▶ _THE TASK_:
Retype all of the data. Every line must match exactly.

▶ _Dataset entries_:
◇ ◇ ◇ ◇

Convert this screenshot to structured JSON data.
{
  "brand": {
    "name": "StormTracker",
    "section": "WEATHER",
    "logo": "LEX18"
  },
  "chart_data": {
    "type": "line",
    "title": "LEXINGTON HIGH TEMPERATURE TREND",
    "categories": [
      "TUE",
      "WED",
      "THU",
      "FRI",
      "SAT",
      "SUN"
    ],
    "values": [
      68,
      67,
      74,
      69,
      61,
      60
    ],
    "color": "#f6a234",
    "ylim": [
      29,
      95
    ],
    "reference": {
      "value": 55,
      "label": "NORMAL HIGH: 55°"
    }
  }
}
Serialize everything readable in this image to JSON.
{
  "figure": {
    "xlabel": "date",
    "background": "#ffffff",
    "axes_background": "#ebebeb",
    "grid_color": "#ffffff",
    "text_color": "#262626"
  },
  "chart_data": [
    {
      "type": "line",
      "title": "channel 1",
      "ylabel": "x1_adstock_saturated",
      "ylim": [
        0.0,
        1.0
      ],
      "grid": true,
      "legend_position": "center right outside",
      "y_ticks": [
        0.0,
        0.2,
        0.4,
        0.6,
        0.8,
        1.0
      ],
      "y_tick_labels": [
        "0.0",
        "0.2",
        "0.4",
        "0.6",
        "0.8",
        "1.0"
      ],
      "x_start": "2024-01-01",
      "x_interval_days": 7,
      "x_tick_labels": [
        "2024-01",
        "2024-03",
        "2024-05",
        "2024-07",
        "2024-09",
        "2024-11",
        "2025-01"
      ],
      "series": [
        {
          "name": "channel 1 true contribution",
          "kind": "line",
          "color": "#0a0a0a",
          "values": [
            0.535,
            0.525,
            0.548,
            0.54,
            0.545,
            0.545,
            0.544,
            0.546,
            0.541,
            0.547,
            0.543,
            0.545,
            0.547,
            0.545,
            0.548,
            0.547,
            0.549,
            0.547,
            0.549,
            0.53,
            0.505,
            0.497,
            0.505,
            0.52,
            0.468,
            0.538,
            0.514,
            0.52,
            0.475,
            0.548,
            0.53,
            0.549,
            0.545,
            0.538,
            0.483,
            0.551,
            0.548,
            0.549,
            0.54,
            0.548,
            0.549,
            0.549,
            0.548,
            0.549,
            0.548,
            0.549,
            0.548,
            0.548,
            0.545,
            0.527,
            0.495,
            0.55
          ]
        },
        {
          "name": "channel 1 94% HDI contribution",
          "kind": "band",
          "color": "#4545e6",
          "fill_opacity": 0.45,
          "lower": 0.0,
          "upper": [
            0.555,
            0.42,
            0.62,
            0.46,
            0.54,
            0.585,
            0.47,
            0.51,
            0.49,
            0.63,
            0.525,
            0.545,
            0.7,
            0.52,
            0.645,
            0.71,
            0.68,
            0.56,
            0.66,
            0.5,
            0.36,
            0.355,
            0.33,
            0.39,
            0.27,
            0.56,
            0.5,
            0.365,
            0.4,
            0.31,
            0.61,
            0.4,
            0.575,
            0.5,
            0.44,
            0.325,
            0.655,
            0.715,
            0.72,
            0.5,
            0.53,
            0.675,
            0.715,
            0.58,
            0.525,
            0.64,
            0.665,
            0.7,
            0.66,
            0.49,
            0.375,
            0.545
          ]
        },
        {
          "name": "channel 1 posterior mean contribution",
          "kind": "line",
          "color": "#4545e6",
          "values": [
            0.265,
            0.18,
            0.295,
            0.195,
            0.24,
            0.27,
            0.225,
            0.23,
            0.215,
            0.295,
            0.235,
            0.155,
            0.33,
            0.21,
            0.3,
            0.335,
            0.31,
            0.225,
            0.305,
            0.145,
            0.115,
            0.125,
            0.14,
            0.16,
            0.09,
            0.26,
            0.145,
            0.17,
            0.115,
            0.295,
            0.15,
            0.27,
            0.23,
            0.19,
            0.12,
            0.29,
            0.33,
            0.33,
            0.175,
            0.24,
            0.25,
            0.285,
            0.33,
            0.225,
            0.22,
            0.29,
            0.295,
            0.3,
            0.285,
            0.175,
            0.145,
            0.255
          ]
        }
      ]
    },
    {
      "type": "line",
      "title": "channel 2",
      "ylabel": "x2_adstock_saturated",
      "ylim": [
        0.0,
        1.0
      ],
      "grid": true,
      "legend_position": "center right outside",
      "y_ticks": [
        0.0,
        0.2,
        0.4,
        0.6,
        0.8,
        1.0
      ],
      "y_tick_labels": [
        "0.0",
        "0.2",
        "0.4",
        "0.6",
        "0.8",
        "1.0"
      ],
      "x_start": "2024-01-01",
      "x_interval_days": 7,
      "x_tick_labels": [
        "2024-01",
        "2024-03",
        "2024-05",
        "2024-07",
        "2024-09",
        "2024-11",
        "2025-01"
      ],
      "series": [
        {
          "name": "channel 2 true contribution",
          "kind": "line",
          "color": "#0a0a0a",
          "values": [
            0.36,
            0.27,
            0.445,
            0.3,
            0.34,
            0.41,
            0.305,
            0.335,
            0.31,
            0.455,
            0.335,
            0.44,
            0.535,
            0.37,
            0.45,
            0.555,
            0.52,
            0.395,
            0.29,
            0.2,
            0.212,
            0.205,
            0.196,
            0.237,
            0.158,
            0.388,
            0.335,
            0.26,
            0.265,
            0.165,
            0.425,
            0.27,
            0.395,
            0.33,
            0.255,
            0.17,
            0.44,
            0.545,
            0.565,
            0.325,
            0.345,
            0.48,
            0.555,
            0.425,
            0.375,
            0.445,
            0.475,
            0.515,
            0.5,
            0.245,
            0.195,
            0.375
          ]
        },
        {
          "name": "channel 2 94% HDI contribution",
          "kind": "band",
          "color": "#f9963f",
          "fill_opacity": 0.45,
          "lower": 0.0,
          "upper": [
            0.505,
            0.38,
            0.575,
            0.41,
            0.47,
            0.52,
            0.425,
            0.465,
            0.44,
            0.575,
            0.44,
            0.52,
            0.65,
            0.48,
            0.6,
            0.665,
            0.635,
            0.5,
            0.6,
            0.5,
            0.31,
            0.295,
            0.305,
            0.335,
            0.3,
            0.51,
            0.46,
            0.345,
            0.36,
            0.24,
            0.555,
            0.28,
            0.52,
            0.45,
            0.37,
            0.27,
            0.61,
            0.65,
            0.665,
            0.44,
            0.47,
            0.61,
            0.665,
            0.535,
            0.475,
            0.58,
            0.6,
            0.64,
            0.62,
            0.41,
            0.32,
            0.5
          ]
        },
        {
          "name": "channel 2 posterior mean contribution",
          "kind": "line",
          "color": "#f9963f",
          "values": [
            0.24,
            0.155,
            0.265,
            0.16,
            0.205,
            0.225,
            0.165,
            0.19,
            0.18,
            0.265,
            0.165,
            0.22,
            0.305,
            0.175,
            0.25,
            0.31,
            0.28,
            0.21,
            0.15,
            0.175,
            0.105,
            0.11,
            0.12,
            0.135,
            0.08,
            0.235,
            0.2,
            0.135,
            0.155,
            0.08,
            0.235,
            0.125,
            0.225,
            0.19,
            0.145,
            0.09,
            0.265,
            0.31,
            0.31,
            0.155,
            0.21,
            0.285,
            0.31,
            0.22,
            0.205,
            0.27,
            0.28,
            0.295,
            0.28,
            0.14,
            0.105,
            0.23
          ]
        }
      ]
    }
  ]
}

◇ ◇ ◇ ◇

▶ _CORRECT RESULT_:
Convert this screenshot to structured JSON data.
{
  "brand": {
    "name": "StormTracker",
    "section": "WEATHER",
    "logo": "LEX18"
  },
  "chart_data": {
    "type": "line",
    "title": "LEXINGTON HIGH TEMPERATURE TREND",
    "categories": [
      "TUE",
      "WED",
      "THU",
      "FRI",
      "SAT",
      "SUN"
    ],
    "values": [
      68,
      67,
      74,
      69,
      61,
      60
    ],
    "color": "#f6a234",
    "ylim": [
      29,
      95
    ],
    "reference": {
      "value": 55,
      "label": "NORMAL HIGH: 55°"
    }
  }
}
Serialize everything readable in this image to JSON.
{
  "figure": {
    "xlabel": "date",
    "background": "#ffffff",
    "axes_background": "#ebebeb",
    "grid_color": "#ffffff",
    "text_color": "#262626"
  },
  "chart_data": [
    {
      "type": "line",
      "title": "channel 1",
      "ylabel": "x1_adstock_saturated",
      "ylim": [
        0.0,
        1.0
      ],
      "grid": true,
      "legend_position": "center right outside",
      "y_ticks": [
        0.0,
        0.2,
        0.4,
        0.6,
        0.8,
        1.0
      ],
      "y_tick_labels": [
        "0.0",
        "0.2",
        "0.4",
        "0.6",
        "0.8",
        "1.0"
      ],
      "x_start": "2024-01-01",
      "x_interval_days": 7,
      "x_tick_labels": [
        "2024-01",
        "2024-03",
        "2024-05",
        "2024-07",
        "2024-09",
        "2024-11",
        "2025-01"
      ],
      "series": [
        {
          "name": "channel 1 true contribution",
          "kind": "line",
          "color": "#0a0a0a",
          "values": [
            0.535,
            0.525,
            0.548,
            0.54,
            0.545,
            0.545,
            0.544,
            0.546,
            0.541,
            0.547,
            0.543,
            0.545,
            0.547,
            0.545,
            0.548,
            0.547,
            0.549,
            0.547,
            0.549,
            0.53,
            0.505,
            0.497,
            0.505,
            0.52,
            0.468,
            0.538,
            0.514,
            0.52,
            0.475,
            0.548,
            0.53,
            0.549,
            0.545,
            0.538,
            0.483,
            0.551,
            0.548,
            0.549,
            0.54,
            0.548,
            0.549,
            0.549,
            0.548,
            0.549,
            0.548,
            0.549,
            0.548,
            0.548,
            0.545,
            0.527,
            0.495,
            0.55
          ]
        },
        {
          "name": "channel 1 94% HDI contribution",
          "kind": "band",
          "color": "#4545e6",
          "fill_opacity": 0.45,
          "lower": 0.0,
          "upper": [
            0.555,
            0.42,
            0.62,
            0.46,
            0.54,
            0.585,
            0.47,
            0.51,
            0.49,
            0.63,
            0.525,
            0.545,
            0.7,
            0.52,
            0.645,
            0.71,
            0.68,
            0.56,
            0.66,
            0.5,
            0.36,
            0.355,
            0.33,
            0.39,
            0.27,
            0.56,
            0.5,
            0.365,
            0.4,
            0.31,
            0.61,
            0.4,
            0.575,
            0.5,
            0.44,
            0.325,
            0.655,
            0.715,
            0.72,
            0.5,
            0.53,
            0.675,
            0.715,
            0.58,
            0.525,
            0.64,
            0.665,
            0.7,
            0.66,
            0.49,
            0.375,
            0.545
          ]
        },
        {
          "name": "channel 1 posterior mean contribution",
          "kind": "line",
          "color": "#4545e6",
          "values": [
            0.265,
            0.18,
            0.295,
            0.195,
            0.24,
            0.27,
            0.225,
            0.23,
            0.215,
            0.295,
            0.235,
            0.155,
            0.33,
            0.21,
            0.3,
            0.335,
            0.31,
            0.225,
            0.305,
            0.145,
            0.115,
            0.125,
            0.14,
            0.16,
            0.09,
            0.26,
            0.145,
            0.17,
            0.115,
            0.295,
            0.15,
            0.27,
            0.23,
            0.19,
            0.12,
            0.29,
            0.33,
            0.33,
            0.175,
            0.24,
            0.25,
            0.285,
            0.33,
            0.225,
            0.22,
            0.29,
            0.295,
            0.3,
            0.285,
            0.175,
            0.145,
            0.255
          ]
        }
      ]
    },
    {
      "type": "line",
      "title": "channel 2",
      "ylabel": "x2_adstock_saturated",
      "ylim": [
        0.0,
        1.0
      ],
      "grid": true,
      "legend_position": "center right outside",
      "y_ticks": [
        0.0,
        0.2,
        0.4,
        0.6,
        0.8,
        1.0
      ],
      "y_tick_labels": [
        "0.0",
        "0.2",
        "0.4",
        "0.6",
        "0.8",
        "1.0"
      ],
      "x_start": "2024-01-01",
      "x_interval_days": 7,
      "x_tick_labels": [
        "2024-01",
        "2024-03",
        "2024-05",
        "2024-07",
        "2024-09",
        "2024-11",
        "2025-01"
      ],
      "series": [
        {
          "name": "channel 2 true contribution",
          "kind": "line",
          "color": "#0a0a0a",
          "values": [
            0.36,
            0.27,
            0.445,
            0.3,
            0.34,
            0.41,
            0.305,
            0.335,
            0.31,
            0.455,
            0.335,
            0.44,
            0.535,
            0.37,
            0.45,
            0.555,
            0.52,
            0.395,
            0.29,
            0.2,
            0.212,
            0.205,
            0.196,
            0.237,
            0.158,
            0.388,
            0.335,
            0.26,
            0.265,
            0.165,
            0.425,
            0.27,
            0.395,
            0.33,
            0.255,
            0.17,
            0.44,
            0.545,
            0.565,
            0.325,
            0.345,
            0.48,
            0.555,
            0.425,
            0.375,
            0.445,
            0.475,
            0.515,
            0.5,
            0.245,
            0.195,
            0.375
          ]
        },
        {
          "name": "channel 2 94% HDI contribution",
          "kind": "band",
          "color": "#f9963f",
          "fill_opacity": 0.45,
          "lower": 0.0,
          "upper": [
            0.505,
            0.38,
            0.575,
            0.41,
            0.47,
            0.52,
            0.425,
            0.465,
            0.44,
            0.575,
            0.44,
            0.52,
            0.65,
            0.48,
            0.6,
            0.665,
            0.635,
            0.5,
            0.6,
            0.5,
            0.31,
            0.295,
            0.305,
            0.335,
            0.3,
            0.51,
            0.46,
            0.345,
            0.36,
            0.24,
            0.555,
            0.28,
            0.52,
            0.45,
            0.37,
            0.27,
            0.61,
            0.65,
            0.665,
            0.44,
            0.47,
            0.61,
            0.665,
            0.535,
            0.475,
            0.58,
            0.6,
            0.64,
            0.62,
            0.41,
            0.32,
            0.5
          ]
        },
        {
          "name": "channel 2 posterior mean contribution",
          "kind": "line",
          "color": "#f9963f",
          "values": [
            0.24,
            0.155,
            0.265,
            0.16,
            0.205,
            0.225,
            0.165,
            0.19,
            0.18,
            0.265,
            0.165,
            0.22,
            0.305,
            0.175,
            0.25,
            0.31,
            0.28,
            0.21,
            0.15,
            0.175,
            0.105,
            0.11,
            0.12,
            0.135,
            0.08,
            0.235,
            0.2,
            0.135,
            0.155,
            0.08,
            0.235,
            0.125,
            0.225,
            0.19,
            0.145,
            0.09,
            0.265,
            0.31,
            0.31,
            0.155,
            0.21,
            0.285,
            0.31,
            0.22,
            0.205,
            0.27,
            0.28,
            0.295,
            0.28,
            0.14,
            0.105,
            0.23
          ]
        }
      ]
    }
  ]
}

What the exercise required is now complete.